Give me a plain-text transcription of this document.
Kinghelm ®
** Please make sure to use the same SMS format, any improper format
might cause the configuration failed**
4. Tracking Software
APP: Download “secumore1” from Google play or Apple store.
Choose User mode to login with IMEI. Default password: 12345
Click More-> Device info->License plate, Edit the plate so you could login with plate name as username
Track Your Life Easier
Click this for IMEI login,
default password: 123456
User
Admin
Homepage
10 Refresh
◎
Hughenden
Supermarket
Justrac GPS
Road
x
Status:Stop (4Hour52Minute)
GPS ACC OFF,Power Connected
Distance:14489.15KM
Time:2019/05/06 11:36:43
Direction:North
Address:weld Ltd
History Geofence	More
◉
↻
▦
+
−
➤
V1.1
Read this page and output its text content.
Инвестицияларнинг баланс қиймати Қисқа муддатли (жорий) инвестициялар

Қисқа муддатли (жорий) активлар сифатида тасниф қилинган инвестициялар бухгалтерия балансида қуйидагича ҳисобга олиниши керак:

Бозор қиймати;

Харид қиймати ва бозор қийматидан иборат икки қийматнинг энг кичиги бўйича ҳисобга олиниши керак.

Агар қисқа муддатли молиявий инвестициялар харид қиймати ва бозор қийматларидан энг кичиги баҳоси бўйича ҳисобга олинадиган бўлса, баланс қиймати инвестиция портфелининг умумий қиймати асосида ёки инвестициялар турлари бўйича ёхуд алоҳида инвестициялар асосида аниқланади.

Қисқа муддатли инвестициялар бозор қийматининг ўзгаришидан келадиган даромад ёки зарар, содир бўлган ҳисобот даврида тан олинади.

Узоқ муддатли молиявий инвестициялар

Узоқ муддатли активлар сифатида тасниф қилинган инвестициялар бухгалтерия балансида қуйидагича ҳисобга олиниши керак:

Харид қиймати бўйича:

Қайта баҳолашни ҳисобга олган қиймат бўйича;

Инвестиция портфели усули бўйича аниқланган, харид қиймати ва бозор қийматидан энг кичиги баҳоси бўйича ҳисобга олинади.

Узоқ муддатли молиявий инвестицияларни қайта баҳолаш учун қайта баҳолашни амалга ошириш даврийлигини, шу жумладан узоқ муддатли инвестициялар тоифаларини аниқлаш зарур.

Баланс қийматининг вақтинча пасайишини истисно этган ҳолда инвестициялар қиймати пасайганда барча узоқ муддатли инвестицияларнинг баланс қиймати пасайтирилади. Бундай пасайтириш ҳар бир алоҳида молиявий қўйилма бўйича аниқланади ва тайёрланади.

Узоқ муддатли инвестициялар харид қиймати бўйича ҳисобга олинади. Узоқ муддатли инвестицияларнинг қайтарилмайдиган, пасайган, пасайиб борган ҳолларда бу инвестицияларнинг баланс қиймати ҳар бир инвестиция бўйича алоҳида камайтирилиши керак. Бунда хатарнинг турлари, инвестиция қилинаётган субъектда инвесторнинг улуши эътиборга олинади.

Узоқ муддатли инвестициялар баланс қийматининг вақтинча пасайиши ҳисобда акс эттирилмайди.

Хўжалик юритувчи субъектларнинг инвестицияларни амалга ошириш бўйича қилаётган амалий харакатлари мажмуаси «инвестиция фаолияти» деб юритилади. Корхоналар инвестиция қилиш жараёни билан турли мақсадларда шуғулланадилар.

================

== Request ==
Determine how many lines of the listing above hold the word "баҳоси". Report that number without anything else.

== Answer in full ==
2